**YOUR TASK:** Reproduce each record below exactly as written.
• • • • • • •
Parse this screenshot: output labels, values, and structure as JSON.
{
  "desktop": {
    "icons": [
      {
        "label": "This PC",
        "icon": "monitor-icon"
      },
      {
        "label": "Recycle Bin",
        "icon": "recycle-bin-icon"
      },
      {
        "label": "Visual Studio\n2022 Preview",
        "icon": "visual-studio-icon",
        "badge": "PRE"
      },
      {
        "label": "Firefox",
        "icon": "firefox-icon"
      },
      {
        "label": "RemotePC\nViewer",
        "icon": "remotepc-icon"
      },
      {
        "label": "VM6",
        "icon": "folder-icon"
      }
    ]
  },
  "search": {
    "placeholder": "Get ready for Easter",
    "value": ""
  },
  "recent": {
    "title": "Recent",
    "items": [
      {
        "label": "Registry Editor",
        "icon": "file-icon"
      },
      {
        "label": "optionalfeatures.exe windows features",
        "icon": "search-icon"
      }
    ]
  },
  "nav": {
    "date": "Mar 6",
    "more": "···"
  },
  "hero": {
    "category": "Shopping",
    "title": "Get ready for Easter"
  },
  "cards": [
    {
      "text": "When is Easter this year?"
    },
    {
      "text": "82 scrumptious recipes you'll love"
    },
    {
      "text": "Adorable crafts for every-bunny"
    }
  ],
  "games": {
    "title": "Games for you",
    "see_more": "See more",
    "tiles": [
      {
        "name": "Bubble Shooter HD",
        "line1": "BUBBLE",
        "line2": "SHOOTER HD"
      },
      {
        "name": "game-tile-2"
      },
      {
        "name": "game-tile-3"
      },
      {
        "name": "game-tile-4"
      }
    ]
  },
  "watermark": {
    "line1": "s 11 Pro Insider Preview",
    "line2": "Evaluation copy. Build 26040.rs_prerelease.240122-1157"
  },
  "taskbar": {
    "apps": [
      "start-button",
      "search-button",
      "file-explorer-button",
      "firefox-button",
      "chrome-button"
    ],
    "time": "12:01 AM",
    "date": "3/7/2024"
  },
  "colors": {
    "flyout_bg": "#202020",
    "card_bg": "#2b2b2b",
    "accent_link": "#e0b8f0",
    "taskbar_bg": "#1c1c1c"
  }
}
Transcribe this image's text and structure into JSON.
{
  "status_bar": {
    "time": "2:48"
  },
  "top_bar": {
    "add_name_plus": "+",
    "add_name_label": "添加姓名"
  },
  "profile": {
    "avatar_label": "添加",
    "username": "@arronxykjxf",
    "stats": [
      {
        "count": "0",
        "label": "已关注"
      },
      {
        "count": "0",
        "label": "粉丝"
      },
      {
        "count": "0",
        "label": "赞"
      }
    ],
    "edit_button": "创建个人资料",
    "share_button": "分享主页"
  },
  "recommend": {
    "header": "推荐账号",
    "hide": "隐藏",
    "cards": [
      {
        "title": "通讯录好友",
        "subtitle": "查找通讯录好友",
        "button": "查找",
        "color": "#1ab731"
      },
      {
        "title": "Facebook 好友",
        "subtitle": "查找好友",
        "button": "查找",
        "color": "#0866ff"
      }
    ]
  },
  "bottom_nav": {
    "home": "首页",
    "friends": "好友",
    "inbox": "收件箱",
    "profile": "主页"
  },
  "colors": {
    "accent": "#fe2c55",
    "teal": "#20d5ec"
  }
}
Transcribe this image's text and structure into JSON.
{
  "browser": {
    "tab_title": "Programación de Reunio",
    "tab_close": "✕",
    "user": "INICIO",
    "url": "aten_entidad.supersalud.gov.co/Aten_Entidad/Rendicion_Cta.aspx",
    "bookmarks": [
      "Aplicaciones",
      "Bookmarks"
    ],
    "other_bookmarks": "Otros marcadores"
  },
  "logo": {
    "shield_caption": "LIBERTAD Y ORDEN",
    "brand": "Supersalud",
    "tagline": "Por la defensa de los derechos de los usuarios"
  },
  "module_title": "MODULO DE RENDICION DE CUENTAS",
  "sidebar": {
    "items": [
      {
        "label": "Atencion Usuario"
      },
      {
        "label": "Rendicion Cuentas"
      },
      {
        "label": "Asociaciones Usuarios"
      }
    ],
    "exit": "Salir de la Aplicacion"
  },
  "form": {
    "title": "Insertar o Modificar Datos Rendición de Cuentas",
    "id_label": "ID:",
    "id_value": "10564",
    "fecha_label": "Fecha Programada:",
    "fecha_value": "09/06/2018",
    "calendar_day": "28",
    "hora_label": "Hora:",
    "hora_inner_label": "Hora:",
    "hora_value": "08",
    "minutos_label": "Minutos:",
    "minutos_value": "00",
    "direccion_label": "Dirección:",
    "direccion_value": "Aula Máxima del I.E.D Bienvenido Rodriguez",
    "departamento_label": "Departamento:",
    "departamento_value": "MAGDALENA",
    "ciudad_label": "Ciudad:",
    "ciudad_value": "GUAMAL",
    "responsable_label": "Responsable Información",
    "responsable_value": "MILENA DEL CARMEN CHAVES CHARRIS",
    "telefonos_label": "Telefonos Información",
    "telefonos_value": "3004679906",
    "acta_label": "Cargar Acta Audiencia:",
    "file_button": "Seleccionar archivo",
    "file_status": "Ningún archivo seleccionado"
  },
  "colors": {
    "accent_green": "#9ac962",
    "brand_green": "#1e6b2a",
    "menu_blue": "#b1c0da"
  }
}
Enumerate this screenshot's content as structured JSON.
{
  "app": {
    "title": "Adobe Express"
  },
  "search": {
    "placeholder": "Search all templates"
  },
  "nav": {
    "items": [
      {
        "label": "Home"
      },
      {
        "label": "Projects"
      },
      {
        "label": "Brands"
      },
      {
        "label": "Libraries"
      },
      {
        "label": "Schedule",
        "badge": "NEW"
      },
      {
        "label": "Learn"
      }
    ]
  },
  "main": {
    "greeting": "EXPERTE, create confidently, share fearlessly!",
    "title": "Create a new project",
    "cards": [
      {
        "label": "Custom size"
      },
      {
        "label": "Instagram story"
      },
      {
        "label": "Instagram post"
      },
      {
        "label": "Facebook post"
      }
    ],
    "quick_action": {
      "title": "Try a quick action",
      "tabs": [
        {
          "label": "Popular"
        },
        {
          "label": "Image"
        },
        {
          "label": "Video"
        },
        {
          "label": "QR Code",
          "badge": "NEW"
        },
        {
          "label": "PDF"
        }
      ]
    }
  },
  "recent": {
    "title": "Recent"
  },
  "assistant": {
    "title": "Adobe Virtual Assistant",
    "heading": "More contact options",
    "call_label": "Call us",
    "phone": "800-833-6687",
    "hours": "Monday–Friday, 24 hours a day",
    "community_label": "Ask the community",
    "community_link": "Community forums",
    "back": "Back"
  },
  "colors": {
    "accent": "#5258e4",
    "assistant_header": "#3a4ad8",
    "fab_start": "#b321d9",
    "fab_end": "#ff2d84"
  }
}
• • • • • • •
**ANSWER TO THE TASK:**
Parse this screenshot: output labels, values, and structure as JSON.
{
  "desktop": {
    "icons": [
      {
        "label": "This PC",
        "icon": "monitor-icon"
      },
      {
        "label": "Recycle Bin",
        "icon": "recycle-bin-icon"
      },
      {
        "label": "Visual Studio\n2022 Preview",
        "icon": "visual-studio-icon",
        "badge": "PRE"
      },
      {
        "label": "Firefox",
        "icon": "firefox-icon"
      },
      {
        "label": "RemotePC\nViewer",
        "icon": "remotepc-icon"
      },
      {
        "label": "VM6",
        "icon": "folder-icon"
      }
    ]
  },
  "search": {
    "placeholder": "Get ready for Easter",
    "value": ""
  },
  "recent": {
    "title": "Recent",
    "items": [
      {
        "label": "Registry Editor",
        "icon": "file-icon"
      },
      {
        "label": "optionalfeatures.exe windows features",
        "icon": "search-icon"
      }
    ]
  },
  "nav": {
    "date": "Mar 6",
    "more": "···"
  },
  "hero": {
    "category": "Shopping",
    "title": "Get ready for Easter"
  },
  "cards": [
    {
      "text": "When is Easter this year?"
    },
    {
      "text": "82 scrumptious recipes you'll love"
    },
    {
      "text": "Adorable crafts for every-bunny"
    }
  ],
  "games": {
    "title": "Games for you",
    "see_more": "See more",
    "tiles": [
      {
        "name": "Bubble Shooter HD",
        "line1": "BUBBLE",
        "line2": "SHOOTER HD"
      },
      {
        "name": "game-tile-2"
      },
      {
        "name": "game-tile-3"
      },
      {
        "name": "game-tile-4"
      }
    ]
  },
  "watermark": {
    "line1": "s 11 Pro Insider Preview",
    "line2": "Evaluation copy. Build 26040.rs_prerelease.240122-1157"
  },
  "taskbar": {
    "apps": [
      "start-button",
      "search-button",
      "file-explorer-button",
      "firefox-button",
      "chrome-button"
    ],
    "time": "12:01 AM",
    "date": "3/7/2024"
  },
  "colors": {
    "flyout_bg": "#202020",
    "card_bg": "#2b2b2b",
    "accent_link": "#e0b8f0",
    "taskbar_bg": "#1c1c1c"
  }
}
Transcribe this image's text and structure into JSON.
{
  "status_bar": {
    "time": "2:48"
  },
  "top_bar": {
    "add_name_plus": "+",
    "add_name_label": "添加姓名"
  },
  "profile": {
    "avatar_label": "添加",
    "username": "@arronxykjxf",
    "stats": [
      {
        "count": "0",
        "label": "已关注"
      },
      {
        "count": "0",
        "label": "粉丝"
      },
      {
        "count": "0",
        "label": "赞"
      }
    ],
    "edit_button": "创建个人资料",
    "share_button": "分享主页"
  },
  "recommend": {
    "header": "推荐账号",
    "hide": "隐藏",
    "cards": [
      {
        "title": "通讯录好友",
        "subtitle": "查找通讯录好友",
        "button": "查找",
        "color": "#1ab731"
      },
      {
        "title": "Facebook 好友",
        "subtitle": "查找好友",
        "button": "查找",
        "color": "#0866ff"
      }
    ]
  },
  "bottom_nav": {
    "home": "首页",
    "friends": "好友",
    "inbox": "收件箱",
    "profile": "主页"
  },
  "colors": {
    "accent": "#fe2c55",
    "teal": "#20d5ec"
  }
}
Transcribe this image's text and structure into JSON.
{
  "browser": {
    "tab_title": "Programación de Reunio",
    "tab_close": "✕",
    "user": "INICIO",
    "url": "aten_entidad.supersalud.gov.co/Aten_Entidad/Rendicion_Cta.aspx",
    "bookmarks": [
      "Aplicaciones",
      "Bookmarks"
    ],
    "other_bookmarks": "Otros marcadores"
  },
  "logo": {
    "shield_caption": "LIBERTAD Y ORDEN",
    "brand": "Supersalud",
    "tagline": "Por la defensa de los derechos de los usuarios"
  },
  "module_title": "MODULO DE RENDICION DE CUENTAS",
  "sidebar": {
    "items": [
      {
        "label": "Atencion Usuario"
      },
      {
        "label": "Rendicion Cuentas"
      },
      {
        "label": "Asociaciones Usuarios"
      }
    ],
    "exit": "Salir de la Aplicacion"
  },
  "form": {
    "title": "Insertar o Modificar Datos Rendición de Cuentas",
    "id_label": "ID:",
    "id_value": "10564",
    "fecha_label": "Fecha Programada:",
    "fecha_value": "09/06/2018",
    "calendar_day": "28",
    "hora_label": "Hora:",
    "hora_inner_label": "Hora:",
    "hora_value": "08",
    "minutos_label": "Minutos:",
    "minutos_value": "00",
    "direccion_label": "Dirección:",
    "direccion_value": "Aula Máxima del I.E.D Bienvenido Rodriguez",
    "departamento_label": "Departamento:",
    "departamento_value": "MAGDALENA",
    "ciudad_label": "Ciudad:",
    "ciudad_value": "GUAMAL",
    "responsable_label": "Responsable Información",
    "responsable_value": "MILENA DEL CARMEN CHAVES CHARRIS",
    "telefonos_label": "Telefonos Información",
    "telefonos_value": "3004679906",
    "acta_label": "Cargar Acta Audiencia:",
    "file_button": "Seleccionar archivo",
    "file_status": "Ningún archivo seleccionado"
  },
  "colors": {
    "accent_green": "#9ac962",
    "brand_green": "#1e6b2a",
    "menu_blue": "#b1c0da"
  }
}
Enumerate this screenshot's content as structured JSON.
{
  "app": {
    "title": "Adobe Express"
  },
  "search": {
    "placeholder": "Search all templates"
  },
  "nav": {
    "items": [
      {
        "label": "Home"
      },
      {
        "label": "Projects"
      },
      {
        "label": "Brands"
      },
      {
        "label": "Libraries"
      },
      {
        "label": "Schedule",
        "badge": "NEW"
      },
      {
        "label": "Learn"
      }
    ]
  },
  "main": {
    "greeting": "EXPERTE, create confidently, share fearlessly!",
    "title": "Create a new project",
    "cards": [
      {
        "label": "Custom size"
      },
      {
        "label": "Instagram story"
      },
      {
        "label": "Instagram post"
      },
      {
        "label": "Facebook post"
      }
    ],
    "quick_action": {
      "title": "Try a quick action",
      "tabs": [
        {
          "label": "Popular"
        },
        {
          "label": "Image"
        },
        {
          "label": "Video"
        },
        {
          "label": "QR Code",
          "badge": "NEW"
        },
        {
          "label": "PDF"
        }
      ]
    }
  },
  "recent": {
    "title": "Recent"
  },
  "assistant": {
    "title": "Adobe Virtual Assistant",
    "heading": "More contact options",
    "call_label": "Call us",
    "phone": "800-833-6687",
    "hours": "Monday–Friday, 24 hours a day",
    "community_label": "Ask the community",
    "community_link": "Community forums",
    "back": "Back"
  },
  "colors": {
    "accent": "#5258e4",
    "assistant_header": "#3a4ad8",
    "fab_start": "#b321d9",
    "fab_end": "#ff2d84"
  }
}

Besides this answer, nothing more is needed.